● STORED RECORDS:
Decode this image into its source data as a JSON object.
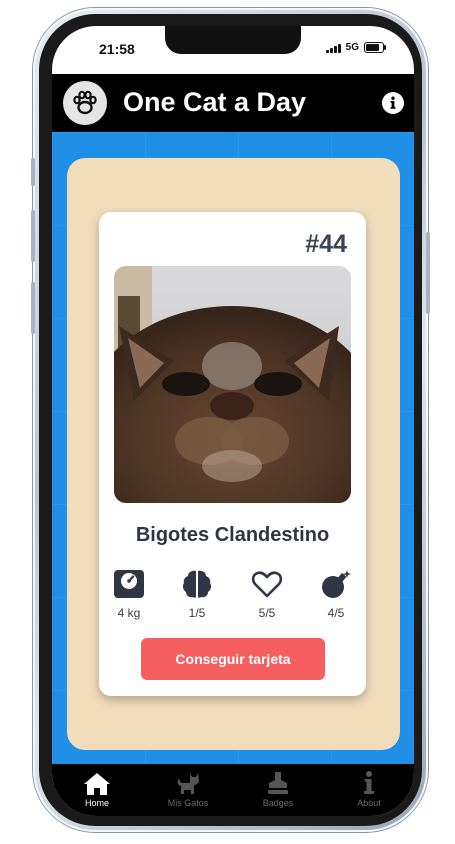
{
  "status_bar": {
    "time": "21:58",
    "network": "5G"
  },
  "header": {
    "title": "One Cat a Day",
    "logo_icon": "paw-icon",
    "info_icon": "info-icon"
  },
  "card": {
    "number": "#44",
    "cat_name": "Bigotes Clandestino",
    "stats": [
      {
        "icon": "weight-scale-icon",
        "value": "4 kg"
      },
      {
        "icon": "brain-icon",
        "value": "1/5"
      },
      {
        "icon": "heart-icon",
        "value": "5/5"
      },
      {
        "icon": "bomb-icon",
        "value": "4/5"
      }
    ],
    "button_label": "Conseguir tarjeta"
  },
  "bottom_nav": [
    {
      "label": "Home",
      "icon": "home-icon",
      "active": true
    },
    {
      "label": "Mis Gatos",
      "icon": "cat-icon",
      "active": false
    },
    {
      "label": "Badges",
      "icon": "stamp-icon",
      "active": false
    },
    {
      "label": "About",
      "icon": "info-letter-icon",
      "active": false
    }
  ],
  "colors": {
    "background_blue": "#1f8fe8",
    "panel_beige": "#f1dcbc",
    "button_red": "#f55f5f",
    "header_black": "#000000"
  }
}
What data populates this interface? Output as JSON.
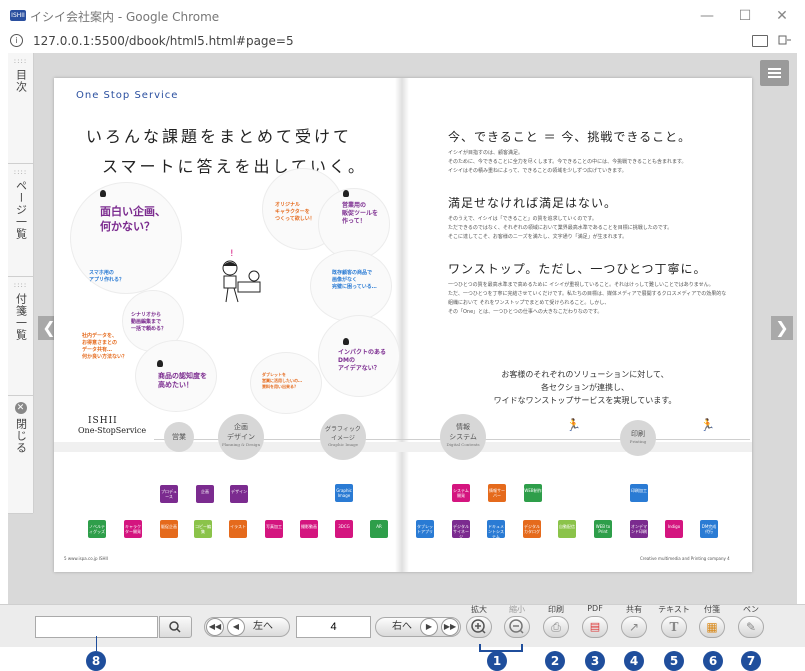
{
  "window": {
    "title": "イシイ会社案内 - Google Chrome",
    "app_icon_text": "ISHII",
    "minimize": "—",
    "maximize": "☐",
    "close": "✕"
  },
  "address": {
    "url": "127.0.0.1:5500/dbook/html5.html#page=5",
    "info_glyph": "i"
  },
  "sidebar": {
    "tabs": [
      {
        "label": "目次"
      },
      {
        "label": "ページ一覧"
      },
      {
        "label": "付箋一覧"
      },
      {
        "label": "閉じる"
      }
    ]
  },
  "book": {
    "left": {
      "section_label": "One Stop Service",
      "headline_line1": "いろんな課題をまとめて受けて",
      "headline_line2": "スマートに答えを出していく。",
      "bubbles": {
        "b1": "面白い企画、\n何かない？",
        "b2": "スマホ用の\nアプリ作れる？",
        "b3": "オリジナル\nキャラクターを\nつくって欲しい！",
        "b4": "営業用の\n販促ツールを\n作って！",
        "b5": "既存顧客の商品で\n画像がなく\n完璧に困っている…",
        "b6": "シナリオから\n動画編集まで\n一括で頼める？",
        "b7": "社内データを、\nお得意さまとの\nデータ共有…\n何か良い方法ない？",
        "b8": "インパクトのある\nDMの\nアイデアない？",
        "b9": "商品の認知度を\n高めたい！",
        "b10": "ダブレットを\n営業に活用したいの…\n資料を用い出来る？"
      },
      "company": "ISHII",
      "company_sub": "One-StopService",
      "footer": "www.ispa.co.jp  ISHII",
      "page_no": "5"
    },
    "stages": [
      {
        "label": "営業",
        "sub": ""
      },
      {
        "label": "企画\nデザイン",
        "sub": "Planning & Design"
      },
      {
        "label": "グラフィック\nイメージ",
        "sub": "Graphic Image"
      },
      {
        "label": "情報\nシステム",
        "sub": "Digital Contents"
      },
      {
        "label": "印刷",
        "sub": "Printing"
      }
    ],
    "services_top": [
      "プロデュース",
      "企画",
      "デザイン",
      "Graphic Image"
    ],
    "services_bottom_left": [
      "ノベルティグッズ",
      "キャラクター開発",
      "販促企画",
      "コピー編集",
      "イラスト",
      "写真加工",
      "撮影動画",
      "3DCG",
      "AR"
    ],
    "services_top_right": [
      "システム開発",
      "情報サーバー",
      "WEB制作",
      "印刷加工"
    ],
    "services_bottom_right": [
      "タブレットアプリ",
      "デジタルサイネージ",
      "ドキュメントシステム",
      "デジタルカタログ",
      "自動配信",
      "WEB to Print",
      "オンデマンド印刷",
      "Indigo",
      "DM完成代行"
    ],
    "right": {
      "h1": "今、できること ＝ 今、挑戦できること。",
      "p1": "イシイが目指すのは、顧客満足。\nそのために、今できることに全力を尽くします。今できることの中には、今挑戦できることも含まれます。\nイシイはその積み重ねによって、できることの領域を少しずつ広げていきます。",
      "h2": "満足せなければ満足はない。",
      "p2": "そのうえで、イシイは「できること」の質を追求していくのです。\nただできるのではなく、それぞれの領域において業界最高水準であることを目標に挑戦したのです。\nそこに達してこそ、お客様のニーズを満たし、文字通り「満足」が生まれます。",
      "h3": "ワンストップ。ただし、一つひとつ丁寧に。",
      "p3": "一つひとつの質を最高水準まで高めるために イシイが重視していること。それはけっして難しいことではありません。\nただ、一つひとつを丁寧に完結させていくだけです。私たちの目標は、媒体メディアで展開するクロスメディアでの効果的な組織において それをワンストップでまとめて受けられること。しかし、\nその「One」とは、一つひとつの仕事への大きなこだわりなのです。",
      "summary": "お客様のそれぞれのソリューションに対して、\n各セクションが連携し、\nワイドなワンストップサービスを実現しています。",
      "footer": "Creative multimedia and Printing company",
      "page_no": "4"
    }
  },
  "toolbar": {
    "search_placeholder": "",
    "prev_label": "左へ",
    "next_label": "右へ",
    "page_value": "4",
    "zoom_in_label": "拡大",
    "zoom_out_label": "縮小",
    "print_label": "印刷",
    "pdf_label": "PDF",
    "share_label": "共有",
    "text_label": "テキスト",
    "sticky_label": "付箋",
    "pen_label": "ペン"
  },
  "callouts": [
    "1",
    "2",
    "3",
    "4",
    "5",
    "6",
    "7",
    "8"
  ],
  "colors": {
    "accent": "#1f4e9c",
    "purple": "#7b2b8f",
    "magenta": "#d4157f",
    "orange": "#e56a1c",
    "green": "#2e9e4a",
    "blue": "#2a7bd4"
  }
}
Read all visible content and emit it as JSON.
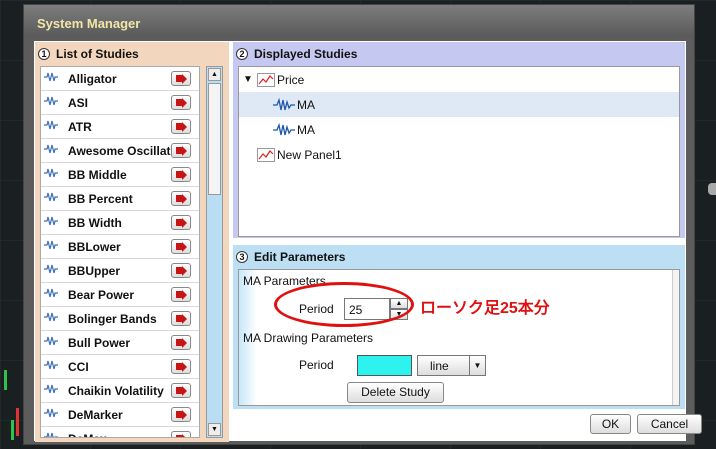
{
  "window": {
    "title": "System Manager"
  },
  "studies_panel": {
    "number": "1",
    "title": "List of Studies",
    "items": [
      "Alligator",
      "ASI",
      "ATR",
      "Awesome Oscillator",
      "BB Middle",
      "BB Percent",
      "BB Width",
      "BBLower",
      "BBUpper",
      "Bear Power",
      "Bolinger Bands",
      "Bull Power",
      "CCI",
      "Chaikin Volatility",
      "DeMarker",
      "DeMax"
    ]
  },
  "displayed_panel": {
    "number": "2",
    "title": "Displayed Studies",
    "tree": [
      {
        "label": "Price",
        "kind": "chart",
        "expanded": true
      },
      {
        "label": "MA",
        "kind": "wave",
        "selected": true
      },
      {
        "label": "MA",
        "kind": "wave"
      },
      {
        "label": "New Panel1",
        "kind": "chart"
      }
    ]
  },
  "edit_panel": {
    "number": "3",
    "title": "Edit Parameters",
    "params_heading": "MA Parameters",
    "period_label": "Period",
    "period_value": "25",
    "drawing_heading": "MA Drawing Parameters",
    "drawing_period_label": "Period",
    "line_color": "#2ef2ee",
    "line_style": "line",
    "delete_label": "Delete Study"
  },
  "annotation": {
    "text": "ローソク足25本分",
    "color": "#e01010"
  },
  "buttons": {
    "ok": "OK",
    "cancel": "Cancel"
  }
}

● DIRECTIONS FOR THIS TASK:
Make an exact copy of the listing above. Do not include the pictures.

● TASK ANSWER:
Decode this image into its source data as a JSON object.
{
  "status_bar": {
    "time": "21:58",
    "network": "5G"
  },
  "header": {
    "title": "One Cat a Day",
    "logo_icon": "paw-icon",
    "info_icon": "info-icon"
  },
  "card": {
    "number": "#44",
    "cat_name": "Bigotes Clandestino",
    "stats": [
      {
        "icon": "weight-scale-icon",
        "value": "4 kg"
      },
      {
        "icon": "brain-icon",
        "value": "1/5"
      },
      {
        "icon": "heart-icon",
        "value": "5/5"
      },
      {
        "icon": "bomb-icon",
        "value": "4/5"
      }
    ],
    "button_label": "Conseguir tarjeta"
  },
  "bottom_nav": [
    {
      "label": "Home",
      "icon": "home-icon",
      "active": true
    },
    {
      "label": "Mis Gatos",
      "icon": "cat-icon",
      "active": false
    },
    {
      "label": "Badges",
      "icon": "stamp-icon",
      "active": false
    },
    {
      "label": "About",
      "icon": "info-letter-icon",
      "active": false
    }
  ],
  "colors": {
    "background_blue": "#1f8fe8",
    "panel_beige": "#f1dcbc",
    "button_red": "#f55f5f",
    "header_black": "#000000"
  }
}
What data populates this interface? Output as JSON.
{
  "window": {
    "title": "イシイ会社案内 - Google Chrome",
    "app_icon_text": "ISHII",
    "minimize": "—",
    "maximize": "☐",
    "close": "✕"
  },
  "address": {
    "url": "127.0.0.1:5500/dbook/html5.html#page=5",
    "info_glyph": "i"
  },
  "sidebar": {
    "tabs": [
      {
        "label": "目次"
      },
      {
        "label": "ページ一覧"
      },
      {
        "label": "付箋一覧"
      },
      {
        "label": "閉じる"
      }
    ]
  },
  "book": {
    "left": {
      "section_label": "One Stop Service",
      "headline_line1": "いろんな課題をまとめて受けて",
      "headline_line2": "スマートに答えを出していく。",
      "bubbles": {
        "b1": "面白い企画、\n何かない？",
        "b2": "スマホ用の\nアプリ作れる？",
        "b3": "オリジナル\nキャラクターを\nつくって欲しい！",
        "b4": "営業用の\n販促ツールを\n作って！",
        "b5": "既存顧客の商品で\n画像がなく\n完璧に困っている…",
        "b6": "シナリオから\n動画編集まで\n一括で頼める？",
        "b7": "社内データを、\nお得意さまとの\nデータ共有…\n何か良い方法ない？",
        "b8": "インパクトのある\nDMの\nアイデアない？",
        "b9": "商品の認知度を\n高めたい！",
        "b10": "ダブレットを\n営業に活用したいの…\n資料を用い出来る？"
      },
      "company": "ISHII",
      "company_sub": "One-StopService",
      "footer": "www.ispa.co.jp  ISHII",
      "page_no": "5"
    },
    "stages": [
      {
        "label": "営業",
        "sub": ""
      },
      {
        "label": "企画\nデザイン",
        "sub": "Planning & Design"
      },
      {
        "label": "グラフィック\nイメージ",
        "sub": "Graphic Image"
      },
      {
        "label": "情報\nシステム",
        "sub": "Digital Contents"
      },
      {
        "label": "印刷",
        "sub": "Printing"
      }
    ],
    "services_top": [
      "プロデュース",
      "企画",
      "デザイン",
      "Graphic Image"
    ],
    "services_bottom_left": [
      "ノベルティグッズ",
      "キャラクター開発",
      "販促企画",
      "コピー編集",
      "イラスト",
      "写真加工",
      "撮影動画",
      "3DCG",
      "AR"
    ],
    "services_top_right": [
      "システム開発",
      "情報サーバー",
      "WEB制作",
      "印刷加工"
    ],
    "services_bottom_right": [
      "タブレットアプリ",
      "デジタルサイネージ",
      "ドキュメントシステム",
      "デジタルカタログ",
      "自動配信",
      "WEB to Print",
      "オンデマンド印刷",
      "Indigo",
      "DM完成代行"
    ],
    "right": {
      "h1": "今、できること ＝ 今、挑戦できること。",
      "p1": "イシイが目指すのは、顧客満足。\nそのために、今できることに全力を尽くします。今できることの中には、今挑戦できることも含まれます。\nイシイはその積み重ねによって、できることの領域を少しずつ広げていきます。",
      "h2": "満足せなければ満足はない。",
      "p2": "そのうえで、イシイは「できること」の質を追求していくのです。\nただできるのではなく、それぞれの領域において業界最高水準であることを目標に挑戦したのです。\nそこに達してこそ、お客様のニーズを満たし、文字通り「満足」が生まれます。",
      "h3": "ワンストップ。ただし、一つひとつ丁寧に。",
      "p3": "一つひとつの質を最高水準まで高めるために イシイが重視していること。それはけっして難しいことではありません。\nただ、一つひとつを丁寧に完結させていくだけです。私たちの目標は、媒体メディアで展開するクロスメディアでの効果的な組織において それをワンストップでまとめて受けられること。しかし、\nその「One」とは、一つひとつの仕事への大きなこだわりなのです。",
      "summary": "お客様のそれぞれのソリューションに対して、\n各セクションが連携し、\nワイドなワンストップサービスを実現しています。",
      "footer": "Creative multimedia and Printing company",
      "page_no": "4"
    }
  },
  "toolbar": {
    "search_placeholder": "",
    "prev_label": "左へ",
    "next_label": "右へ",
    "page_value": "4",
    "zoom_in_label": "拡大",
    "zoom_out_label": "縮小",
    "print_label": "印刷",
    "pdf_label": "PDF",
    "share_label": "共有",
    "text_label": "テキスト",
    "sticky_label": "付箋",
    "pen_label": "ペン"
  },
  "callouts": [
    "1",
    "2",
    "3",
    "4",
    "5",
    "6",
    "7",
    "8"
  ],
  "colors": {
    "accent": "#1f4e9c",
    "purple": "#7b2b8f",
    "magenta": "#d4157f",
    "orange": "#e56a1c",
    "green": "#2e9e4a",
    "blue": "#2a7bd4"
  }
}
Read all visible content and emit it as JSON.
{
  "window": {
    "title": "System Manager"
  },
  "studies_panel": {
    "number": "1",
    "title": "List of Studies",
    "items": [
      "Alligator",
      "ASI",
      "ATR",
      "Awesome Oscillator",
      "BB Middle",
      "BB Percent",
      "BB Width",
      "BBLower",
      "BBUpper",
      "Bear Power",
      "Bolinger Bands",
      "Bull Power",
      "CCI",
      "Chaikin Volatility",
      "DeMarker",
      "DeMax"
    ]
  },
  "displayed_panel": {
    "number": "2",
    "title": "Displayed Studies",
    "tree": [
      {
        "label": "Price",
        "kind": "chart",
        "expanded": true
      },
      {
        "label": "MA",
        "kind": "wave",
        "selected": true
      },
      {
        "label": "MA",
        "kind": "wave"
      },
      {
        "label": "New Panel1",
        "kind": "chart"
      }
    ]
  },
  "edit_panel": {
    "number": "3",
    "title": "Edit Parameters",
    "params_heading": "MA Parameters",
    "period_label": "Period",
    "period_value": "25",
    "drawing_heading": "MA Drawing Parameters",
    "drawing_period_label": "Period",
    "line_color": "#2ef2ee",
    "line_style": "line",
    "delete_label": "Delete Study"
  },
  "annotation": {
    "text": "ローソク足25本分",
    "color": "#e01010"
  },
  "buttons": {
    "ok": "OK",
    "cancel": "Cancel"
  }
}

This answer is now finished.